**Your objective**
In the listing that follows, how many lines contain the string "berceau"? Provide only the number.

[Records from a collection]
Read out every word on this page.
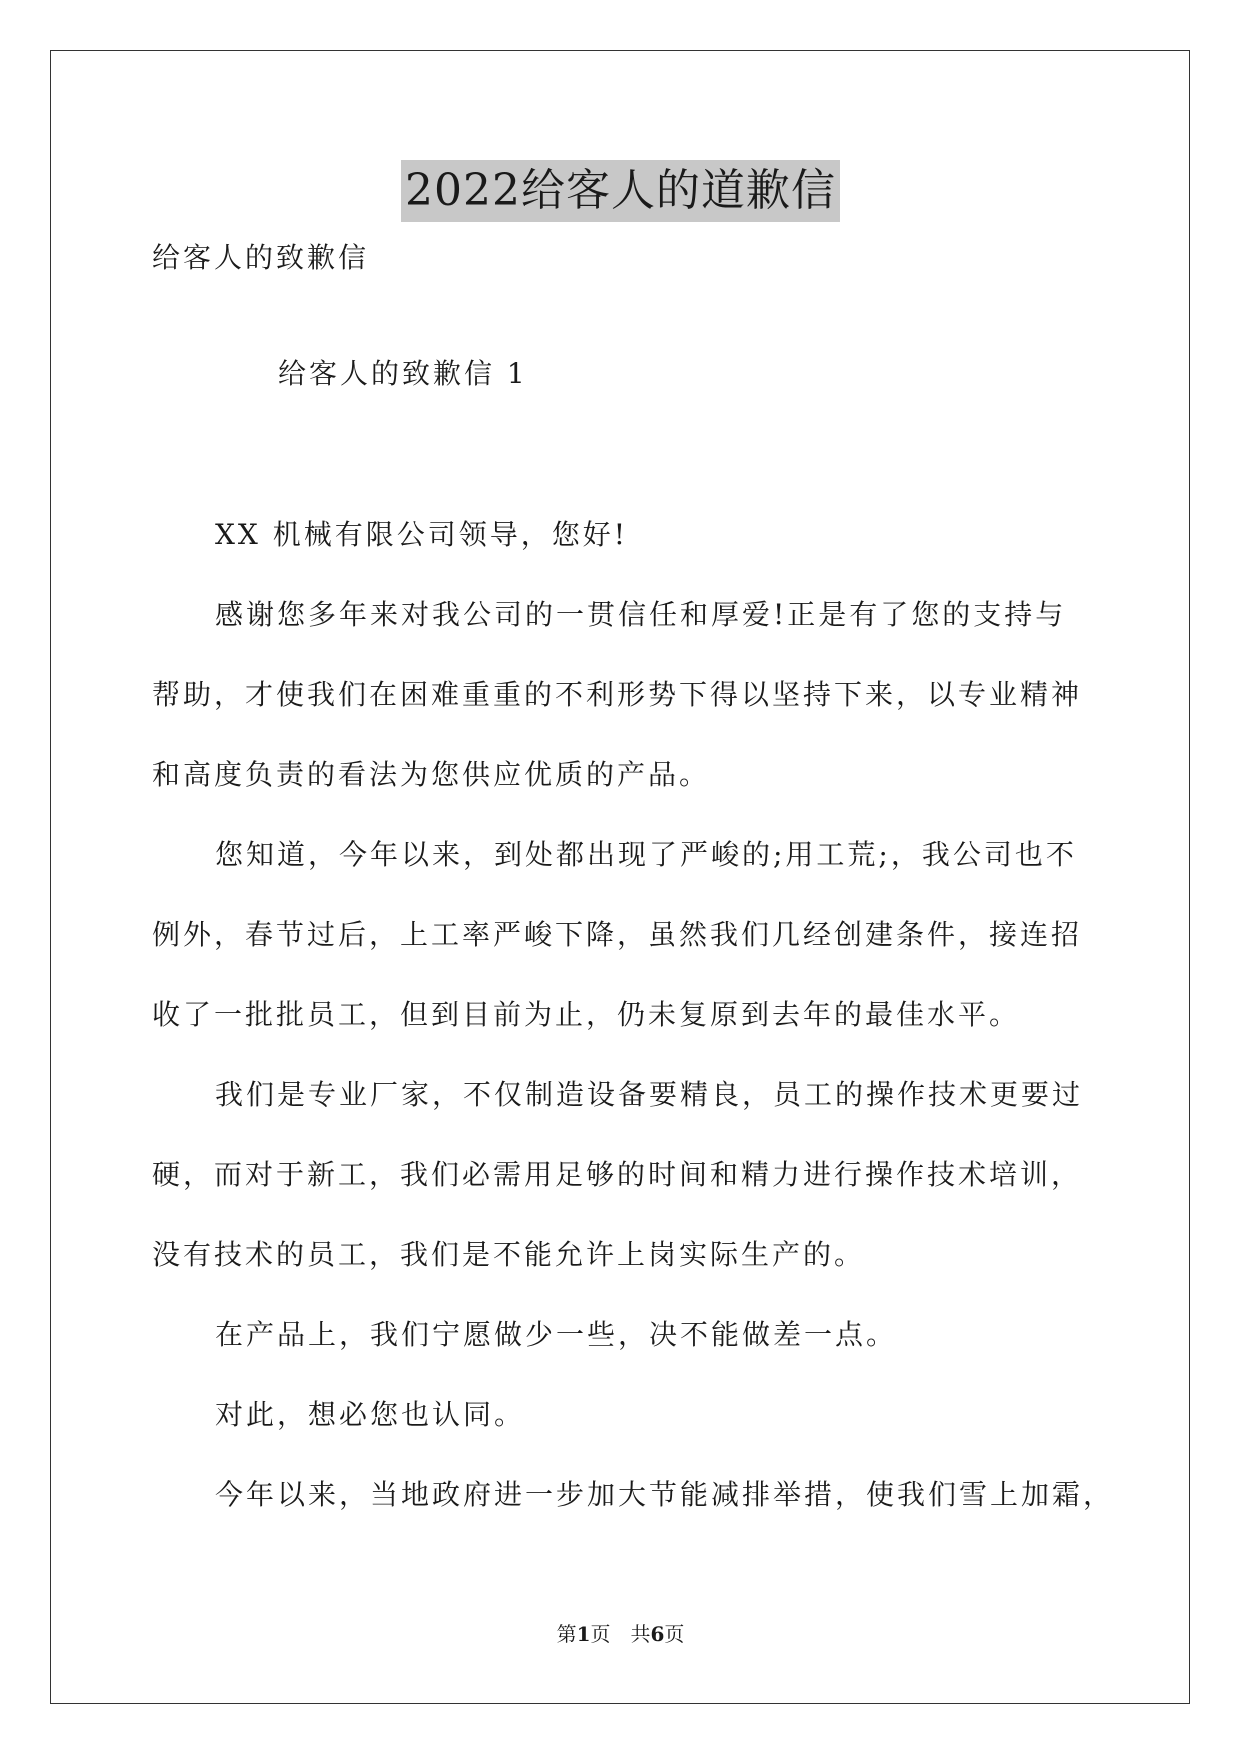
2022给客人的道歉信
给客人的致歉信
给客人的致歉信 1
XX 机械有限公司领导，您好!
感谢您多年来对我公司的一贯信任和厚爱!正是有了您的支持与
帮助，才使我们在困难重重的不利形势下得以坚持下来，以专业精神
和高度负责的看法为您供应优质的产品。
您知道，今年以来，到处都出现了严峻的;用工荒;，我公司也不
例外，春节过后，上工率严峻下降，虽然我们几经创建条件，接连招
收了一批批员工，但到目前为止，仍未复原到去年的最佳水平。
我们是专业厂家，不仅制造设备要精良，员工的操作技术更要过
硬，而对于新工，我们必需用足够的时间和精力进行操作技术培训，
没有技术的员工，我们是不能允许上岗实际生产的。
在产品上，我们宁愿做少一些，决不能做差一点。
对此，想必您也认同。
今年以来，当地政府进一步加大节能减排举措，使我们雪上加霜，
第1页　共6页
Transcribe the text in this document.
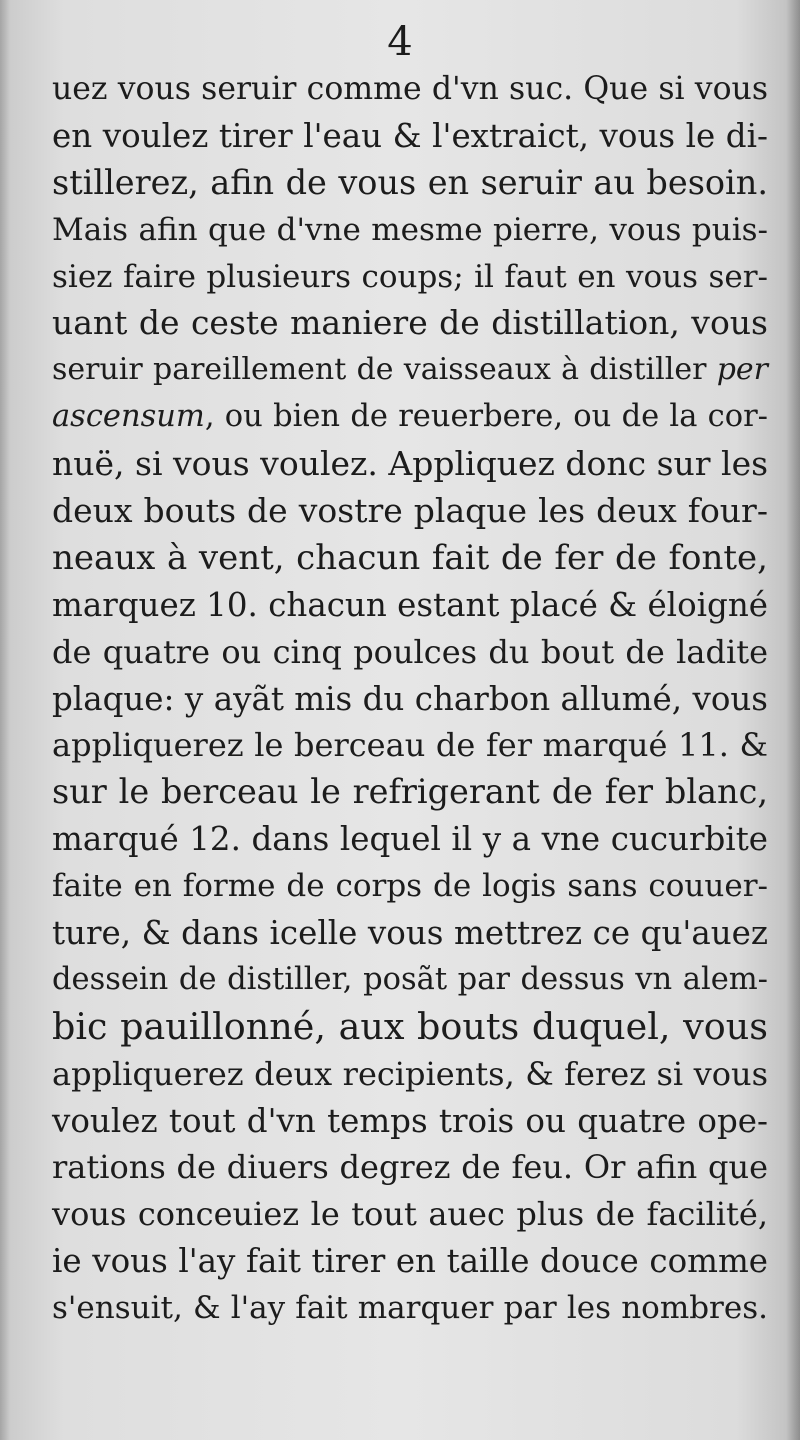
4
uez vous seruir comme d'vn suc. Que si vous
en voulez tirer l'eau & l'extraict, vous le di-
stillerez, afin de vous en seruir au besoin.
Mais afin que d'vne mesme pierre, vous puis-
siez faire plusieurs coups; il faut en vous ser-
uant de ceste maniere de distillation, vous
seruir pareillement de vaisseaux à distiller per
ascensum, ou bien de reuerbere, ou de la cor-
nuë, si vous voulez. Appliquez donc sur les
deux bouts de vostre plaque les deux four-
neaux à vent, chacun fait de fer de fonte,
marquez 10. chacun estant placé & éloigné
de quatre ou cinq poulces du bout de ladite
plaque: y ayãt mis du charbon allumé, vous
appliquerez le berceau de fer marqué 11. &
sur le berceau le refrigerant de fer blanc,
marqué 12. dans lequel il y a vne cucurbite
faite en forme de corps de logis sans couuer-
ture, & dans icelle vous mettrez ce qu'auez
dessein de distiller, posãt par dessus vn alem-
bic pauillonné, aux bouts duquel, vous
appliquerez deux recipients, & ferez si vous
voulez tout d'vn temps trois ou quatre ope-
rations de diuers degrez de feu. Or afin que
vous conceuiez le tout auec plus de facilité,
ie vous l'ay fait tirer en taille douce comme
s'ensuit, & l'ay fait marquer par les nombres.
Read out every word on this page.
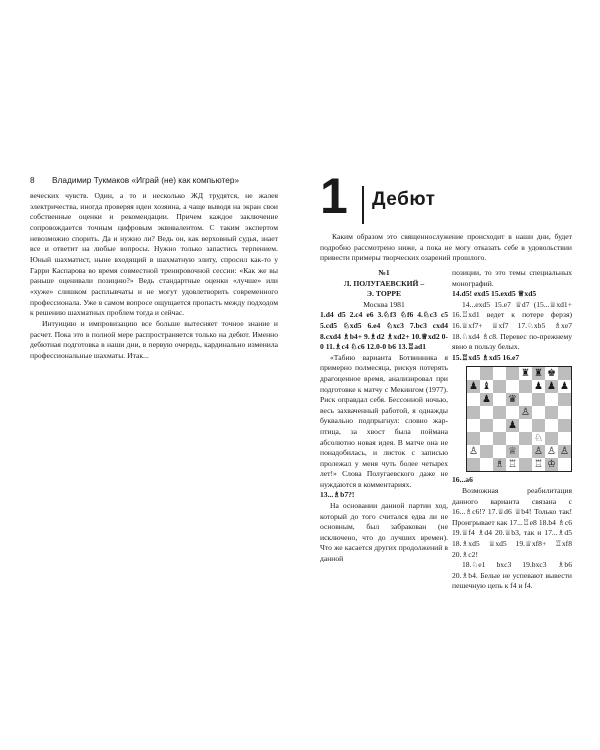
8 Владимир Тукмаков «Играй (не) как компьютер»

веческих чувств. Один, а то и несколько ЖД трудятся, не жалея электричества, иногда проверяя идеи хозяина, а чаще выводя на экран свои собственные оценки и рекомендации. Причем каждое заключение сопровождается точным цифровым эквивалентом. С таким экспертом невозможно спорить. Да и нужно ли? Ведь он, как верховный судья, знает все и ответит на любые вопросы. Нужно только запастись терпением. Юный шахматист, ныне входящий в шахматную элиту, спросил как-то у Гарри Каспарова во время совместной тренировочной сессии: «Как же вы раньше оценивали позицию?» Ведь стандартные оценки «лучше» или «хуже» слишком расплывчаты и не могут удовлетворить современного профессионала. Уже в самом вопросе ощущается пропасть между подходом к решению шахматных проблем тогда и сейчас.

Интуицию и импровизацию все больше вытесняет точное знание и расчет. Пока это в полной мере распространяется только на дебют. Именно дебютная подготовка в наши дни, в первую очередь, кардинально изменила профессиональные шахматы. Итак...

1 Дебют

Каким образом это священнослужение происходит в наши дни, будет подробно рассмотрено ниже, а пока не могу отказать себе в удовольствии привести примеры творческих озарений прошлого.

№1
Л. ПОЛУГАЕВСКИЙ –
Э. ТОРРЕ
Москва 1981

1.d4 d5 2.c4 e6 3.♘f3 ♘f6 4.♘c3 c5 5.cd5 ♘xd5 6.e4 ♘xc3 7.bc3 cxd4 8.cxd4 ♗b4+ 9.♗d2 ♗xd2+ 10.♕xd2 0-0 11.♗c4 ♘c6 12.0-0 b6 13.♖ad1

«Табию варианта Ботвинника я примерно полмесяца, рискуя потерять драгоценное время, анализировал при подготовке к матчу с Мекингом (1977). Риск оправдал себя. Бессонной ночью, весь захваченный работой, я однажды буквально подпрыгнул: словно жар-птица, за хвост была поймана абсолютно новая идея. В матче она не понадобилась, и листок с записью пролежал у меня чуть более четырех лет!» Слова Полугаевского даже не нуждаются в комментариях.

13...♗b7?!

На основании данной партии ход, который до того считался едва ли не основным, был забракован (не исключено, что до лучших времен). Что же касается других продолжений в данной

позиции, то это темы специальных монографий.

14.d5! exd5 15.exd5 ♕xd5

14...exd5 15.e7 ♕d7 (15...♕xd1+ 16.♖xd1 ведет к потере ферзя) 16.♕xf7+ ♕xf7 17.♘xb5 ♗xe7 18.♘xd4 ♗c8. Перевес по-прежнему явно в пользу белых.

15.♖xd5 ♗xd5 16.e7

♜ ♜ ♚
♟ ♝	♟ ♟ ♟
♟ ♛
♙
♟
♘
♙	♕ ♙ ♙ ♙
♗ ♖ ♖ ♔

16...a6

Возможная реабилитация данного варианта связана с 16...♗c6!? 17.♕d6 ♕b4! Только так! Проигрывает как 17...♖e8 18.b4 ♗c6 19.♕f4 ♗d4 20.♕b3, так и 17...♗d5 18.♗xd5 ♕xd5 19.♕xf8+ ♖xf8 20.♗c2!

18.♘e1 bxc3 19.bxc3 ♗b6 20.♗b4. Белые не успевают вывести пешечную цепь к f4 и f4.
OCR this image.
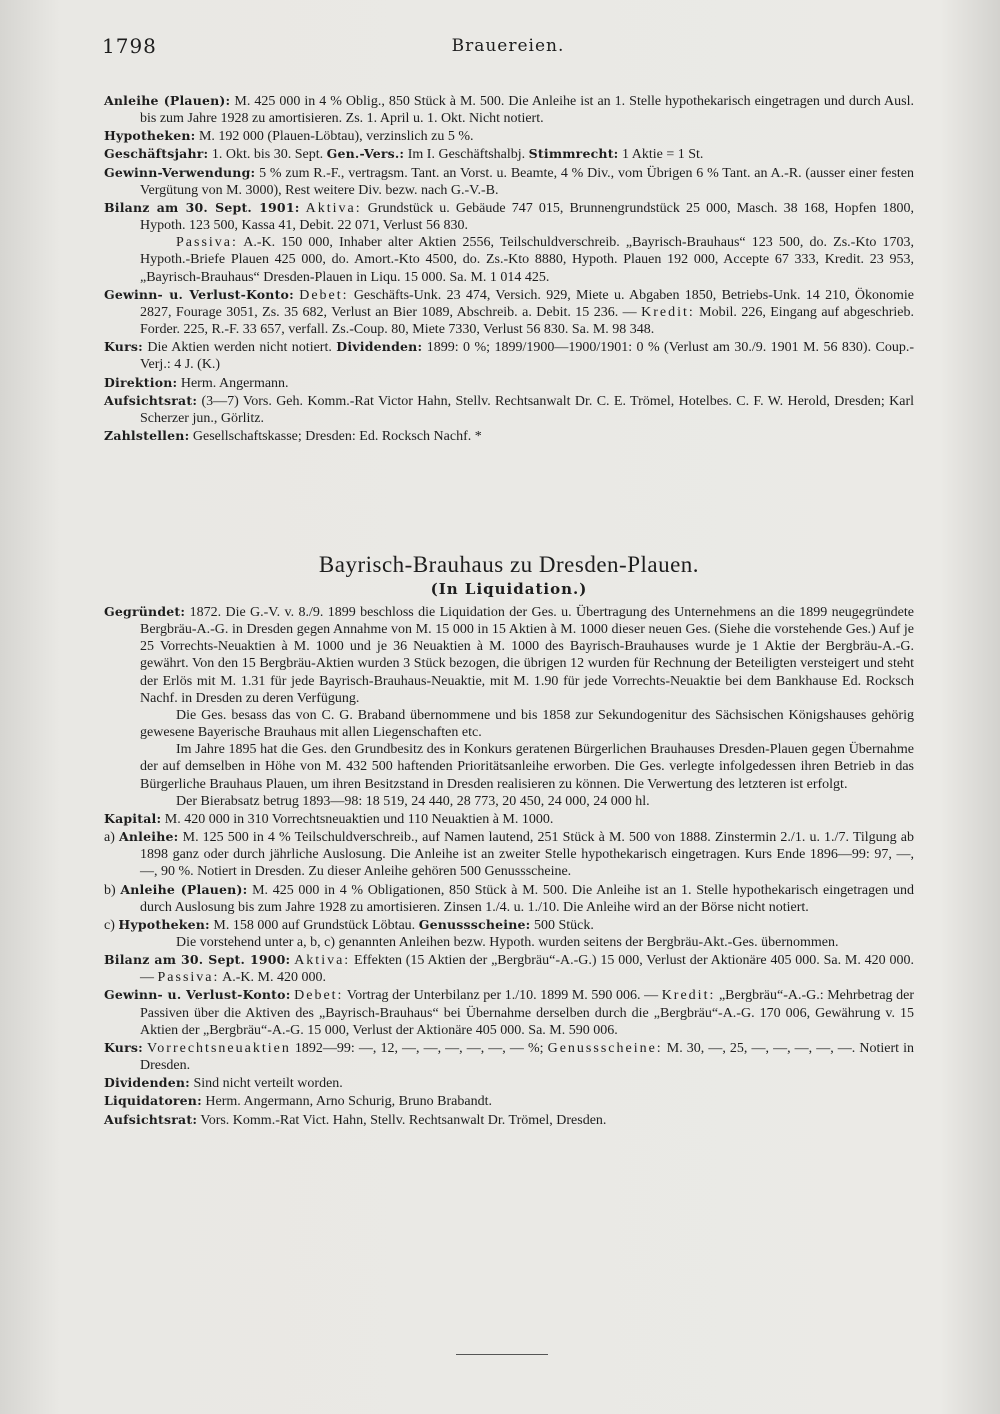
1798	Brauereien.

Anleihe (Plauen): M. 425 000 in 4 % Oblig., 850 Stück à M. 500. Die Anleihe ist an 1. Stelle hypothekarisch eingetragen und durch Ausl. bis zum Jahre 1928 zu amortisieren. Zs. 1. April u. 1. Okt. Nicht notiert.

Hypotheken: M. 192 000 (Plauen-Löbtau), verzinslich zu 5 %.

Geschäftsjahr: 1. Okt. bis 30. Sept. Gen.-Vers.: Im I. Geschäftshalbj. Stimmrecht: 1 Aktie = 1 St.

Gewinn-Verwendung: 5 % zum R.-F., vertragsm. Tant. an Vorst. u. Beamte, 4 % Div., vom Übrigen 6 % Tant. an A.-R. (ausser einer festen Vergütung von M. 3000), Rest weitere Div. bezw. nach G.-V.-B.

Bilanz am 30. Sept. 1901: Aktiva: Grundstück u. Gebäude 747 015, Brunnengrundstück 25 000, Masch. 38 168, Hopfen 1800, Hypoth. 123 500, Kassa 41, Debit. 22 071, Verlust 56 830.

Passiva: A.-K. 150 000, Inhaber alter Aktien 2556, Teilschuldverschreib. „Bayrisch-Brauhaus“ 123 500, do. Zs.-Kto 1703, Hypoth.-Briefe Plauen 425 000, do. Amort.-Kto 4500, do. Zs.-Kto 8880, Hypoth. Plauen 192 000, Accepte 67 333, Kredit. 23 953, „Bayrisch-Brauhaus“ Dresden-Plauen in Liqu. 15 000. Sa. M. 1 014 425.

Gewinn- u. Verlust-Konto: Debet: Geschäfts-Unk. 23 474, Versich. 929, Miete u. Abgaben 1850, Betriebs-Unk. 14 210, Ökonomie 2827, Fourage 3051, Zs. 35 682, Verlust an Bier 1089, Abschreib. a. Debit. 15 236. — Kredit: Mobil. 226, Eingang auf abgeschrieb. Forder. 225, R.-F. 33 657, verfall. Zs.-Coup. 80, Miete 7330, Verlust 56 830. Sa. M. 98 348.

Kurs: Die Aktien werden nicht notiert. Dividenden: 1899: 0 %; 1899/1900—1900/1901: 0 % (Verlust am 30./9. 1901 M. 56 830). Coup.-Verj.: 4 J. (K.)

Direktion: Herm. Angermann.

Aufsichtsrat: (3—7) Vors. Geh. Komm.-Rat Victor Hahn, Stellv. Rechtsanwalt Dr. C. E. Trömel, Hotelbes. C. F. W. Herold, Dresden; Karl Scherzer jun., Görlitz.

Zahlstellen: Gesellschaftskasse; Dresden: Ed. Rocksch Nachf. *

Bayrisch-Brauhaus zu Dresden-Plauen.
(In Liquidation.)

Gegründet: 1872. Die G.-V. v. 8./9. 1899 beschloss die Liquidation der Ges. u. Übertragung des Unternehmens an die 1899 neugegründete Bergbräu-A.-G. in Dresden gegen Annahme von M. 15 000 in 15 Aktien à M. 1000 dieser neuen Ges. (Siehe die vorstehende Ges.) Auf je 25 Vorrechts-Neuaktien à M. 1000 und je 36 Neuaktien à M. 1000 des Bayrisch-Brauhauses wurde je 1 Aktie der Bergbräu-A.-G. gewährt. Von den 15 Bergbräu-Aktien wurden 3 Stück bezogen, die übrigen 12 wurden für Rechnung der Beteiligten versteigert und steht der Erlös mit M. 1.31 für jede Bayrisch-Brauhaus-Neuaktie, mit M. 1.90 für jede Vorrechts-Neuaktie bei dem Bankhause Ed. Rocksch Nachf. in Dresden zu deren Verfügung.

Die Ges. besass das von C. G. Braband übernommene und bis 1858 zur Sekundogenitur des Sächsischen Königshauses gehörig gewesene Bayerische Brauhaus mit allen Liegenschaften etc.

Im Jahre 1895 hat die Ges. den Grundbesitz des in Konkurs geratenen Bürgerlichen Brauhauses Dresden-Plauen gegen Übernahme der auf demselben in Höhe von M. 432 500 haftenden Prioritätsanleihe erworben. Die Ges. verlegte infolgedessen ihren Betrieb in das Bürgerliche Brauhaus Plauen, um ihren Besitzstand in Dresden realisieren zu können. Die Verwertung des letzteren ist erfolgt.

Der Bierabsatz betrug 1893—98: 18 519, 24 440, 28 773, 20 450, 24 000, 24 000 hl.

Kapital: M. 420 000 in 310 Vorrechtsneuaktien und 110 Neuaktien à M. 1000.

a) Anleihe: M. 125 500 in 4 % Teilschuldverschreib., auf Namen lautend, 251 Stück à M. 500 von 1888. Zinstermin 2./1. u. 1./7. Tilgung ab 1898 ganz oder durch jährliche Auslosung. Die Anleihe ist an zweiter Stelle hypothekarisch eingetragen. Kurs Ende 1896—99: 97, —, —, 90 %. Notiert in Dresden. Zu dieser Anleihe gehören 500 Genussscheine.

b) Anleihe (Plauen): M. 425 000 in 4 % Obligationen, 850 Stück à M. 500. Die Anleihe ist an 1. Stelle hypothekarisch eingetragen und durch Auslosung bis zum Jahre 1928 zu amortisieren. Zinsen 1./4. u. 1./10. Die Anleihe wird an der Börse nicht notiert.

c) Hypotheken: M. 158 000 auf Grundstück Löbtau. Genussscheine: 500 Stück.

Die vorstehend unter a, b, c) genannten Anleihen bezw. Hypoth. wurden seitens der Bergbräu-Akt.-Ges. übernommen.

Bilanz am 30. Sept. 1900: Aktiva: Effekten (15 Aktien der „Bergbräu“-A.-G.) 15 000, Verlust der Aktionäre 405 000. Sa. M. 420 000. — Passiva: A.-K. M. 420 000.

Gewinn- u. Verlust-Konto: Debet: Vortrag der Unterbilanz per 1./10. 1899 M. 590 006. — Kredit: „Bergbräu“-A.-G.: Mehrbetrag der Passiven über die Aktiven des „Bayrisch-Brauhaus“ bei Übernahme derselben durch die „Bergbräu“-A.-G. 170 006, Gewährung v. 15 Aktien der „Bergbräu“-A.-G. 15 000, Verlust der Aktionäre 405 000. Sa. M. 590 006.

Kurs: Vorrechtsneuaktien 1892—99: —, 12, —, —, —, —, —, — %; Genussscheine: M. 30, —, 25, —, —, —, —, —. Notiert in Dresden.

Dividenden: Sind nicht verteilt worden.

Liquidatoren: Herm. Angermann, Arno Schurig, Bruno Brabandt.

Aufsichtsrat: Vors. Komm.-Rat Vict. Hahn, Stellv. Rechtsanwalt Dr. Trömel, Dresden.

**Answer to the task**
2